§ TO BE DONE
All records below must be retyped exactly.

— Begin RECORDS SHOWN —

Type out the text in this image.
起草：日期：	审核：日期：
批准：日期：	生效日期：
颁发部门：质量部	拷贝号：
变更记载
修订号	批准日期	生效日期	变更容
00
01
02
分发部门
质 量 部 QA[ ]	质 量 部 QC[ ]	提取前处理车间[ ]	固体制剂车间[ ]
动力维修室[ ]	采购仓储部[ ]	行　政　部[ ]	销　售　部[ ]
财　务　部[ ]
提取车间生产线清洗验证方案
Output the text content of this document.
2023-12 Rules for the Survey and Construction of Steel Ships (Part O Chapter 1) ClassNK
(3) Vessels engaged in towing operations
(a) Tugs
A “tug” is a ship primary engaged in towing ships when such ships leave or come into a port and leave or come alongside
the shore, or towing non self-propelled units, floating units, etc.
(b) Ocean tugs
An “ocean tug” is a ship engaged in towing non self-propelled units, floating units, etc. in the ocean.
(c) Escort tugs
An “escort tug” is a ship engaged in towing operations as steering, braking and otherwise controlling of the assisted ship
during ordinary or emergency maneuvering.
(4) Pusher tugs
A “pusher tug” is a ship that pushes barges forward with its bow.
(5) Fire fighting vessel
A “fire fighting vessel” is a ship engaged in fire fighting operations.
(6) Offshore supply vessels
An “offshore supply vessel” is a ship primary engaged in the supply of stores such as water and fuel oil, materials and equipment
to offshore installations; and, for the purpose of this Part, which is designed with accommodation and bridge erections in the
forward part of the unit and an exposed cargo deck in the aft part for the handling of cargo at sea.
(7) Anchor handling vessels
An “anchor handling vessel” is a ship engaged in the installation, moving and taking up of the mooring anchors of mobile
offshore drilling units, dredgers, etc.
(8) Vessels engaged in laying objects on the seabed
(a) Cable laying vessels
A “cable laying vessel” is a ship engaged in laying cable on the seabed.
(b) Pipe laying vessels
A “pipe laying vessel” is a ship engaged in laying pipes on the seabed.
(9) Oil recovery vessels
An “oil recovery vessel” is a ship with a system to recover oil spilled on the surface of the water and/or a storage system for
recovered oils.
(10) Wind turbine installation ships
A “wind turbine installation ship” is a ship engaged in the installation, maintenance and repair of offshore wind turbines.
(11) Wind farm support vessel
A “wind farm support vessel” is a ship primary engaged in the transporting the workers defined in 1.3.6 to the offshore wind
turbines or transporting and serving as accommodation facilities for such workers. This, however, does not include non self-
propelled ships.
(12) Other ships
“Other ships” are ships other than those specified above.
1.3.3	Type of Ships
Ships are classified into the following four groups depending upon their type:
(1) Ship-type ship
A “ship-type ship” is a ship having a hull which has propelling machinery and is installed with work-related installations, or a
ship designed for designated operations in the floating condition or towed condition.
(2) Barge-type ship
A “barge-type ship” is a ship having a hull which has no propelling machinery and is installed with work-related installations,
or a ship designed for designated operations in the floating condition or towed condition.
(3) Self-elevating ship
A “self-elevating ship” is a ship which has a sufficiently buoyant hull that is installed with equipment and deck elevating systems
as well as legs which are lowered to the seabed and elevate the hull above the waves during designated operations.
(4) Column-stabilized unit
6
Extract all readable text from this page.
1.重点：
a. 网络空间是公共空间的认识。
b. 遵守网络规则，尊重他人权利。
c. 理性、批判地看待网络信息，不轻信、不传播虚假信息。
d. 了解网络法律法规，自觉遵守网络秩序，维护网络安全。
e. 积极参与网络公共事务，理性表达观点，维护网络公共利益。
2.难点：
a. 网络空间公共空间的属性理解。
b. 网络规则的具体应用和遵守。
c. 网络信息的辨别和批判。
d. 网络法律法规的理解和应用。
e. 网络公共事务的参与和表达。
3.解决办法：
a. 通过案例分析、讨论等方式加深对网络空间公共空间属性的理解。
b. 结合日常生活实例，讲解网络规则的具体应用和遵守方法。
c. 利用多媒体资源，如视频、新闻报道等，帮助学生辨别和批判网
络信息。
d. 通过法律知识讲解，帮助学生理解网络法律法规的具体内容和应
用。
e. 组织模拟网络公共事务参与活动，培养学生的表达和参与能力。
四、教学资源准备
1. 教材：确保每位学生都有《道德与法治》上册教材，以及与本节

— End RECORDS SHOWN —

§ RESULT
Type out the text in this image.
起草：日期：	审核：日期：
批准：日期：	生效日期：
颁发部门：质量部	拷贝号：
变更记载
修订号	批准日期	生效日期	变更容
00
01
02
分发部门
质 量 部 QA[ ]	质 量 部 QC[ ]	提取前处理车间[ ]	固体制剂车间[ ]
动力维修室[ ]	采购仓储部[ ]	行　政　部[ ]	销　售　部[ ]
财　务　部[ ]
提取车间生产线清洗验证方案
Output the text content of this document.
2023-12 Rules for the Survey and Construction of Steel Ships (Part O Chapter 1) ClassNK
(3) Vessels engaged in towing operations
(a) Tugs
A “tug” is a ship primary engaged in towing ships when such ships leave or come into a port and leave or come alongside
the shore, or towing non self-propelled units, floating units, etc.
(b) Ocean tugs
An “ocean tug” is a ship engaged in towing non self-propelled units, floating units, etc. in the ocean.
(c) Escort tugs
An “escort tug” is a ship engaged in towing operations as steering, braking and otherwise controlling of the assisted ship
during ordinary or emergency maneuvering.
(4) Pusher tugs
A “pusher tug” is a ship that pushes barges forward with its bow.
(5) Fire fighting vessel
A “fire fighting vessel” is a ship engaged in fire fighting operations.
(6) Offshore supply vessels
An “offshore supply vessel” is a ship primary engaged in the supply of stores such as water and fuel oil, materials and equipment
to offshore installations; and, for the purpose of this Part, which is designed with accommodation and bridge erections in the
forward part of the unit and an exposed cargo deck in the aft part for the handling of cargo at sea.
(7) Anchor handling vessels
An “anchor handling vessel” is a ship engaged in the installation, moving and taking up of the mooring anchors of mobile
offshore drilling units, dredgers, etc.
(8) Vessels engaged in laying objects on the seabed
(a) Cable laying vessels
A “cable laying vessel” is a ship engaged in laying cable on the seabed.
(b) Pipe laying vessels
A “pipe laying vessel” is a ship engaged in laying pipes on the seabed.
(9) Oil recovery vessels
An “oil recovery vessel” is a ship with a system to recover oil spilled on the surface of the water and/or a storage system for
recovered oils.
(10) Wind turbine installation ships
A “wind turbine installation ship” is a ship engaged in the installation, maintenance and repair of offshore wind turbines.
(11) Wind farm support vessel
A “wind farm support vessel” is a ship primary engaged in the transporting the workers defined in 1.3.6 to the offshore wind
turbines or transporting and serving as accommodation facilities for such workers. This, however, does not include non self-
propelled ships.
(12) Other ships
“Other ships” are ships other than those specified above.
1.3.3	Type of Ships
Ships are classified into the following four groups depending upon their type:
(1) Ship-type ship
A “ship-type ship” is a ship having a hull which has propelling machinery and is installed with work-related installations, or a
ship designed for designated operations in the floating condition or towed condition.
(2) Barge-type ship
A “barge-type ship” is a ship having a hull which has no propelling machinery and is installed with work-related installations,
or a ship designed for designated operations in the floating condition or towed condition.
(3) Self-elevating ship
A “self-elevating ship” is a ship which has a sufficiently buoyant hull that is installed with equipment and deck elevating systems
as well as legs which are lowered to the seabed and elevate the hull above the waves during designated operations.
(4) Column-stabilized unit
6
Extract all readable text from this page.
1.重点：
a. 网络空间是公共空间的认识。
b. 遵守网络规则，尊重他人权利。
c. 理性、批判地看待网络信息，不轻信、不传播虚假信息。
d. 了解网络法律法规，自觉遵守网络秩序，维护网络安全。
e. 积极参与网络公共事务，理性表达观点，维护网络公共利益。
2.难点：
a. 网络空间公共空间的属性理解。
b. 网络规则的具体应用和遵守。
c. 网络信息的辨别和批判。
d. 网络法律法规的理解和应用。
e. 网络公共事务的参与和表达。
3.解决办法：
a. 通过案例分析、讨论等方式加深对网络空间公共空间属性的理解。
b. 结合日常生活实例，讲解网络规则的具体应用和遵守方法。
c. 利用多媒体资源，如视频、新闻报道等，帮助学生辨别和批判网
络信息。
d. 通过法律知识讲解，帮助学生理解网络法律法规的具体内容和应
用。
e. 组织模拟网络公共事务参与活动，培养学生的表达和参与能力。
四、教学资源准备
1. 教材：确保每位学生都有《道德与法治》上册教材，以及与本节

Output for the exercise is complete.